## WHAT YOU HAVE TO DO
Repeat the listing exactly as given, omitting every image.

[Dataset entries]
^^^^^^^^^^^^^^^^
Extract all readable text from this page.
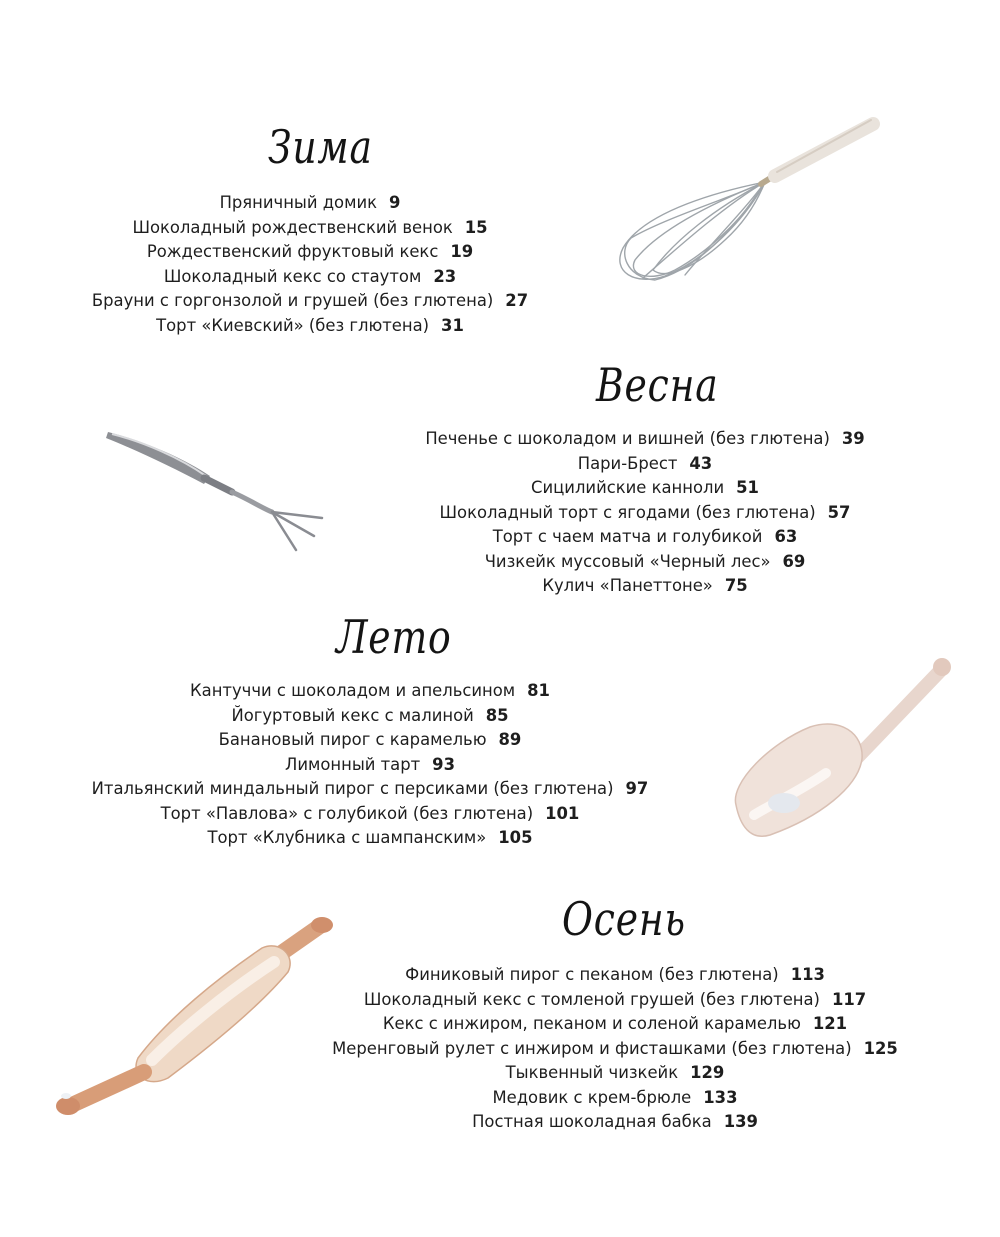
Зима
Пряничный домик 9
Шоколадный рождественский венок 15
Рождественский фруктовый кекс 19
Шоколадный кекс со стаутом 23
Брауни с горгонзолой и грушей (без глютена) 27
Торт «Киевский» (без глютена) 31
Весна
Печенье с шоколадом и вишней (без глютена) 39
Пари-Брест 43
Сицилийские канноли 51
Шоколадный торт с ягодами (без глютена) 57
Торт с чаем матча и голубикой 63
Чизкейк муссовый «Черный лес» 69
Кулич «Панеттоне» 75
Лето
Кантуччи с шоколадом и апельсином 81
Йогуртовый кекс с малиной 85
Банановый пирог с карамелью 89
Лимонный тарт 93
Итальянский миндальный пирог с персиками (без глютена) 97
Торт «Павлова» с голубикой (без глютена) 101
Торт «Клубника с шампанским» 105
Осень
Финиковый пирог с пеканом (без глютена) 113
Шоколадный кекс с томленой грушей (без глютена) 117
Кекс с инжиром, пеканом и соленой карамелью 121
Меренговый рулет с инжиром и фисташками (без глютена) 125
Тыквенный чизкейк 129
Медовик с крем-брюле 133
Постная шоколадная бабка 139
^^^^^^^^^^^^^^^^
## SOLUTION
Extract all readable text from this page.
Зима
Пряничный домик 9
Шоколадный рождественский венок 15
Рождественский фруктовый кекс 19
Шоколадный кекс со стаутом 23
Брауни с горгонзолой и грушей (без глютена) 27
Торт «Киевский» (без глютена) 31
Весна
Печенье с шоколадом и вишней (без глютена) 39
Пари-Брест 43
Сицилийские канноли 51
Шоколадный торт с ягодами (без глютена) 57
Торт с чаем матча и голубикой 63
Чизкейк муссовый «Черный лес» 69
Кулич «Панеттоне» 75
Лето
Кантуччи с шоколадом и апельсином 81
Йогуртовый кекс с малиной 85
Банановый пирог с карамелью 89
Лимонный тарт 93
Итальянский миндальный пирог с персиками (без глютена) 97
Торт «Павлова» с голубикой (без глютена) 101
Торт «Клубника с шампанским» 105
Осень
Финиковый пирог с пеканом (без глютена) 113
Шоколадный кекс с томленой грушей (без глютена) 117
Кекс с инжиром, пеканом и соленой карамелью 121
Меренговый рулет с инжиром и фисташками (без глютена) 125
Тыквенный чизкейк 129
Медовик с крем-брюле 133
Постная шоколадная бабка 139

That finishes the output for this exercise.